**DESCRIPTION OF THE TASK**: Copy each line holding the string "diamond".

--- PROVIDED RECORDS ---

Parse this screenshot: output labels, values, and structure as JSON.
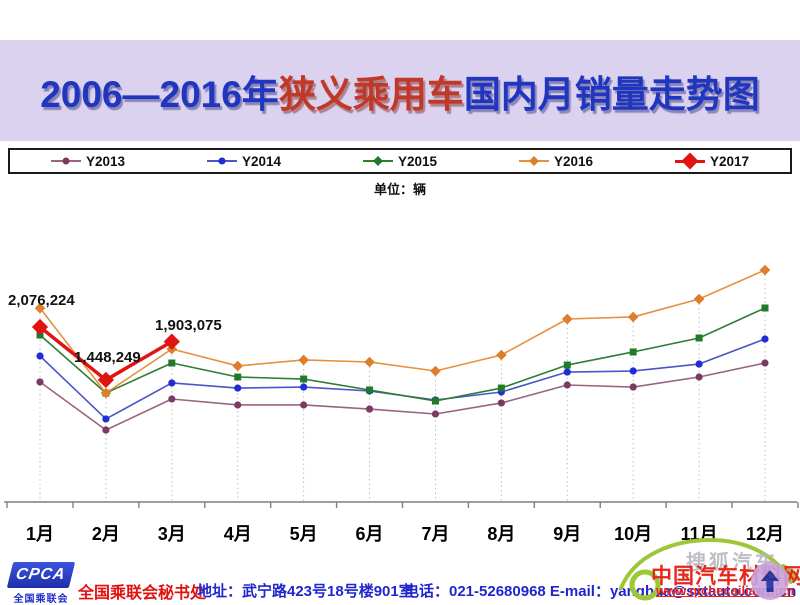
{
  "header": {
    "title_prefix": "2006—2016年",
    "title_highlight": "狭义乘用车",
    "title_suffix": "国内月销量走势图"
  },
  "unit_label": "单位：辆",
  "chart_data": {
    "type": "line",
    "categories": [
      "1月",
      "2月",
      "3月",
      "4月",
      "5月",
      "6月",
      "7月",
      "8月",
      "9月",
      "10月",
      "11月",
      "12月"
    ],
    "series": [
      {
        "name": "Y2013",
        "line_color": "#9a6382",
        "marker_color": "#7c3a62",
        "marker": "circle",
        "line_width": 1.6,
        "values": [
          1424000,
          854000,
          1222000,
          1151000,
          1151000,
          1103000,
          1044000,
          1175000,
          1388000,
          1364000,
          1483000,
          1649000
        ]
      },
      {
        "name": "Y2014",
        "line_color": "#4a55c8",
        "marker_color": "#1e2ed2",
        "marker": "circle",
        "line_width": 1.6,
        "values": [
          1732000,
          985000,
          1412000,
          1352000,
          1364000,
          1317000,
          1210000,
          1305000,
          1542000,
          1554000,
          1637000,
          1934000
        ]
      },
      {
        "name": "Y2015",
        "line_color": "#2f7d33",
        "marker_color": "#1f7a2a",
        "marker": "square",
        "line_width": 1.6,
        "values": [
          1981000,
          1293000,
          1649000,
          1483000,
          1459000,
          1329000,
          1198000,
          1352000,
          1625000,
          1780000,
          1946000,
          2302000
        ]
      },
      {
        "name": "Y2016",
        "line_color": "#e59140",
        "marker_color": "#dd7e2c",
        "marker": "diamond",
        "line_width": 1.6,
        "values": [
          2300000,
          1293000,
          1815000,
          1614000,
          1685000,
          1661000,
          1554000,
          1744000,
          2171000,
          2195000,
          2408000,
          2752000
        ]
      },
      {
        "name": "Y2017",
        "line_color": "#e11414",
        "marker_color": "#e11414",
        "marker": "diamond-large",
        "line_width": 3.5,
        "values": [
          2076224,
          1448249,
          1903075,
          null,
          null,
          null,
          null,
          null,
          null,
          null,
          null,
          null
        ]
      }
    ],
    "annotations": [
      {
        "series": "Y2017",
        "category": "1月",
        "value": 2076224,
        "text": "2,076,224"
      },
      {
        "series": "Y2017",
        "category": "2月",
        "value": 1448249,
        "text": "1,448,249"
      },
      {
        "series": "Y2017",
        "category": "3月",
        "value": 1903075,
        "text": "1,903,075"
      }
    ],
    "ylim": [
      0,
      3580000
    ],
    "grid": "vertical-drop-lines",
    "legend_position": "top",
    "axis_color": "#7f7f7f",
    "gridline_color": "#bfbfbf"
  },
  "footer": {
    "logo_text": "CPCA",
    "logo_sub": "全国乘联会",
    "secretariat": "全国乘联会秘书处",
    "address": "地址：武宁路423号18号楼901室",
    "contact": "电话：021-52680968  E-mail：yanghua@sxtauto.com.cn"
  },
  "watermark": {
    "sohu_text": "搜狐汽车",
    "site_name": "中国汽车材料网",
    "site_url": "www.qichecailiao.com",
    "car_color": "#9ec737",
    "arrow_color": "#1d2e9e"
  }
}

---

**EXPECTED OUTPUT**:
        "marker": "diamond",
        "marker": "diamond-large",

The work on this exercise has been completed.